(Exercise requirements) Show all lines from the data that include the word "this".

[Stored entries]
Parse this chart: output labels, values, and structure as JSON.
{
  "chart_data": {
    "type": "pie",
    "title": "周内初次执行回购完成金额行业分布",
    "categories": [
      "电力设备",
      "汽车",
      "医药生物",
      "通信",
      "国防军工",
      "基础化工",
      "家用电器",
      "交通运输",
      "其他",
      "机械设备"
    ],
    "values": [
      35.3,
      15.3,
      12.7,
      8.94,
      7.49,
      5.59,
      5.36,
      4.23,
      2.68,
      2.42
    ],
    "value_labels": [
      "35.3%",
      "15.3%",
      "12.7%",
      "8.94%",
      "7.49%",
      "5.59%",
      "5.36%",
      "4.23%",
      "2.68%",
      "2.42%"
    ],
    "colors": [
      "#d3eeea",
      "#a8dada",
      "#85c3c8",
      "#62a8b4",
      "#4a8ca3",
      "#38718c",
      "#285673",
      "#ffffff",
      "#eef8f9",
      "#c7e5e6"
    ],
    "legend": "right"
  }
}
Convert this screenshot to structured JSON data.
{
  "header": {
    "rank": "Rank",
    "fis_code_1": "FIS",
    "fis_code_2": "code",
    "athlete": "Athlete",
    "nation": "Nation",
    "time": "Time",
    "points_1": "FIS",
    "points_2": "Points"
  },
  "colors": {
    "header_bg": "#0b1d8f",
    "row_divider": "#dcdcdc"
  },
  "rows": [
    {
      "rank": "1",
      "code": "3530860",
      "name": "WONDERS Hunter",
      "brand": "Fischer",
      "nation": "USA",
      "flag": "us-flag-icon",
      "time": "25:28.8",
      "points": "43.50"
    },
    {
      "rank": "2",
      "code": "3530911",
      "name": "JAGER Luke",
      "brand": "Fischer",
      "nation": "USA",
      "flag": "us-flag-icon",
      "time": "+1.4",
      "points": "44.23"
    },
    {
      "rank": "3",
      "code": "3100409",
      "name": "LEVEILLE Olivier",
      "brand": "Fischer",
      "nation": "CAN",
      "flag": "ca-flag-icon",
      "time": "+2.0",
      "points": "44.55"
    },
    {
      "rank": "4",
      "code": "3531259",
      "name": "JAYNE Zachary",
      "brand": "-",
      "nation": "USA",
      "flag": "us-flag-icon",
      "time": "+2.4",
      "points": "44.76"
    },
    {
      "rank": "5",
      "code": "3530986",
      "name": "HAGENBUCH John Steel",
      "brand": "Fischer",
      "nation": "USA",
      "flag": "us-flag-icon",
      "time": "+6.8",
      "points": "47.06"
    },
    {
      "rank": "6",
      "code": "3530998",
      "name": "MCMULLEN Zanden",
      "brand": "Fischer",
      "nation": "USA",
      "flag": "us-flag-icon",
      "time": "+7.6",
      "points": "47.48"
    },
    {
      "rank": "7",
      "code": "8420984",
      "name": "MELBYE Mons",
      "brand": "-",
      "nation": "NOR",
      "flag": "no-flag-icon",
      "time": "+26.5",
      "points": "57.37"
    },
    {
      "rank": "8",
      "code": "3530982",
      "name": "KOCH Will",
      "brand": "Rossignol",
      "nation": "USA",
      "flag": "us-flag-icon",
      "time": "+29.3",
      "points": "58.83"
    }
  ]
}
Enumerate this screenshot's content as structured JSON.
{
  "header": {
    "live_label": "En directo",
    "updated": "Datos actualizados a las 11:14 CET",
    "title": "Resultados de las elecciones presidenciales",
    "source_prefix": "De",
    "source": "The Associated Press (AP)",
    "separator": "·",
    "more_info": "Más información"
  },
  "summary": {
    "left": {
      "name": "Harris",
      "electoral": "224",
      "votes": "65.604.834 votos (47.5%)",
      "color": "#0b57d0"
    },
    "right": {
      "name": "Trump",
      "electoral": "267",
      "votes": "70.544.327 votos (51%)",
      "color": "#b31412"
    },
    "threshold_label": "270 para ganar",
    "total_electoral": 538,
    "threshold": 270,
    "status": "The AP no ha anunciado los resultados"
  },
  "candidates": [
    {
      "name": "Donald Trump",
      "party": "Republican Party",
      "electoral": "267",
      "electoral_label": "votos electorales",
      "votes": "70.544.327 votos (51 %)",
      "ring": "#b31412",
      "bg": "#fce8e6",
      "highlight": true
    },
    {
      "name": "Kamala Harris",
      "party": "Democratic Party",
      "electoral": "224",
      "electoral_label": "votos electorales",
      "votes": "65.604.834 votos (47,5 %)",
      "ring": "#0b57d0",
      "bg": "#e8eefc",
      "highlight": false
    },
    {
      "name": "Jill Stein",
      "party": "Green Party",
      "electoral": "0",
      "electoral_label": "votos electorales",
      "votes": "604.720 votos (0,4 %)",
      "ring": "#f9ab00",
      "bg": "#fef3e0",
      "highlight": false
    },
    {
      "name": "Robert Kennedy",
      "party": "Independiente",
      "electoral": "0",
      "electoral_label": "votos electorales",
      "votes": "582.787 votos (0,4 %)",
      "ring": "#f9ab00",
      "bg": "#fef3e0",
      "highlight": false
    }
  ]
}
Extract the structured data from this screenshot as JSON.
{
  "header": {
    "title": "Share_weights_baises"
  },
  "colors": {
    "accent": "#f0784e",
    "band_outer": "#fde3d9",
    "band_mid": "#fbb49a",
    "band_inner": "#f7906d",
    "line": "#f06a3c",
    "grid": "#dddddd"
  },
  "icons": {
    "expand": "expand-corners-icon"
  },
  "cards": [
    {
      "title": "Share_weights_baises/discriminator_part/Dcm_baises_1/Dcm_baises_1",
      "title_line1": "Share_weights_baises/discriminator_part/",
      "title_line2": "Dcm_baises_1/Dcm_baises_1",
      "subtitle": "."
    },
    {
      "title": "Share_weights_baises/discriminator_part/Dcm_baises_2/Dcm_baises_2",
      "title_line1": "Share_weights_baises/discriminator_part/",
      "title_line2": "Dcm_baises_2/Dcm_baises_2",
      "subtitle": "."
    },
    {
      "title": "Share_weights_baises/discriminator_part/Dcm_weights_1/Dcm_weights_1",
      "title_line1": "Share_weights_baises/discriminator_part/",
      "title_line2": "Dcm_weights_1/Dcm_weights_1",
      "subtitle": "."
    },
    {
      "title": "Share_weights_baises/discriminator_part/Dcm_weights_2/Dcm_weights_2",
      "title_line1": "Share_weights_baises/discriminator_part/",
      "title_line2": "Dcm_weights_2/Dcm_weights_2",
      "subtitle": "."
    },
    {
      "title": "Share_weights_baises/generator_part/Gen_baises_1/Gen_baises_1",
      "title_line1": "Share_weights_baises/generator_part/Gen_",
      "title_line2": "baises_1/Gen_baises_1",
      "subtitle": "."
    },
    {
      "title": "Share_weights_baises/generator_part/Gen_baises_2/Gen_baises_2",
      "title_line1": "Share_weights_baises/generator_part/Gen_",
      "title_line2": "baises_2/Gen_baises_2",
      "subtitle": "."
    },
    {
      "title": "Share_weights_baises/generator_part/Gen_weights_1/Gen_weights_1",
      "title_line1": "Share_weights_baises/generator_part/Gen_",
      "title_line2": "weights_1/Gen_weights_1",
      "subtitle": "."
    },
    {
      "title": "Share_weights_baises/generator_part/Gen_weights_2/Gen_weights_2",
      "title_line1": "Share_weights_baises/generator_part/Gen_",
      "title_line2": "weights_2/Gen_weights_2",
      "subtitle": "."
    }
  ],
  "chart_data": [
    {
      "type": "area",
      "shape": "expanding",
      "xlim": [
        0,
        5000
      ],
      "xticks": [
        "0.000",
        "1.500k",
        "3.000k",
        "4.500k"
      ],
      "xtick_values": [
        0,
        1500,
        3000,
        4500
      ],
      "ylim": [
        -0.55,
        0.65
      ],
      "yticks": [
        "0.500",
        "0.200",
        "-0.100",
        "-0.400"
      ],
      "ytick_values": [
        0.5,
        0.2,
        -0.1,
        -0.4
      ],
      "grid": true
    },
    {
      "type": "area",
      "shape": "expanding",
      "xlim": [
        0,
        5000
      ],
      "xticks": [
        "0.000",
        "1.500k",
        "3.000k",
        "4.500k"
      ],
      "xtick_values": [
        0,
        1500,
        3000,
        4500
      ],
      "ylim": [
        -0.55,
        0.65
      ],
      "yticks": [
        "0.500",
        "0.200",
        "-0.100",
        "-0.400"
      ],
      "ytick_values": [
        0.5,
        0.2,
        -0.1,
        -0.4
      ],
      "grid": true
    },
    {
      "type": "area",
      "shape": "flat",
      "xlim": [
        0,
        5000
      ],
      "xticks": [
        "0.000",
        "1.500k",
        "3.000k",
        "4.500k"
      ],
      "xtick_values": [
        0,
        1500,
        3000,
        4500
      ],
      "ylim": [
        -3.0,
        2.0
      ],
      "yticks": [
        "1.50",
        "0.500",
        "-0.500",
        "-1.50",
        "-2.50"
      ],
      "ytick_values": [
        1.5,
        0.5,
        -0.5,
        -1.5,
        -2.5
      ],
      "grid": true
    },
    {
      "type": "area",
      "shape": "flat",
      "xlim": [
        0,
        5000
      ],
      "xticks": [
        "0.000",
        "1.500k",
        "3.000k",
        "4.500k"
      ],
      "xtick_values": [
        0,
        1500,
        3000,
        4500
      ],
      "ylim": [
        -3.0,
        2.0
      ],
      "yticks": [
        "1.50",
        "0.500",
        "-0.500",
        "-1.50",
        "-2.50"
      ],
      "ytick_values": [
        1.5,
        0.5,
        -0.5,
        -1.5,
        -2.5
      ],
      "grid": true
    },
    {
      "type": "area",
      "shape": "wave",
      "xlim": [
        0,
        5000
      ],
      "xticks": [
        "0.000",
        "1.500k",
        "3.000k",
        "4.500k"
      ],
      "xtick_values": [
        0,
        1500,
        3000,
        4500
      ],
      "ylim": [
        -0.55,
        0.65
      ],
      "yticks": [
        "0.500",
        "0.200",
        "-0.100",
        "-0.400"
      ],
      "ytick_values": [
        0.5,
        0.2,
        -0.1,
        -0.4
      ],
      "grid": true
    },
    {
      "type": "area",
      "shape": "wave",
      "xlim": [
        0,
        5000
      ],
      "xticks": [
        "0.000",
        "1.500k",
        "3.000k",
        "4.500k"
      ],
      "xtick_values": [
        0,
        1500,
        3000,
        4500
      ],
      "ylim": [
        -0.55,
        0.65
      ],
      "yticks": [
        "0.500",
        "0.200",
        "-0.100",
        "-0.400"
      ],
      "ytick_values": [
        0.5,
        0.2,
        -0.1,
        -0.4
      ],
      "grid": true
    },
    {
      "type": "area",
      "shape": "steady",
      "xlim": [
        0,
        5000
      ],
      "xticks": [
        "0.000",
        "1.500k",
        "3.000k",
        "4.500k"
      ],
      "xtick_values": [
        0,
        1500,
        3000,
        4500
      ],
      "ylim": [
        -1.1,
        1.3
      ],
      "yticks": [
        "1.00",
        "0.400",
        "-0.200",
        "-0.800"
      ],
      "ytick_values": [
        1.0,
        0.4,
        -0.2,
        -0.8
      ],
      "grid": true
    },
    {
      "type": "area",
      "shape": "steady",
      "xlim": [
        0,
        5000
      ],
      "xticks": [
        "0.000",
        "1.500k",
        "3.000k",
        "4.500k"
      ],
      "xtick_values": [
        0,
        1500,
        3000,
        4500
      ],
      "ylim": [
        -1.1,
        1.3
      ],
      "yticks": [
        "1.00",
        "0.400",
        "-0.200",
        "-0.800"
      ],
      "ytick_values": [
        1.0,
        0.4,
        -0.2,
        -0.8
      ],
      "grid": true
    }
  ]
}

(Expected answer)
Parse this chart: output labels, values, and structure as JSON.
Convert this screenshot to structured JSON data.
Enumerate this screenshot's content as structured JSON.
Extract the structured data from this screenshot as JSON.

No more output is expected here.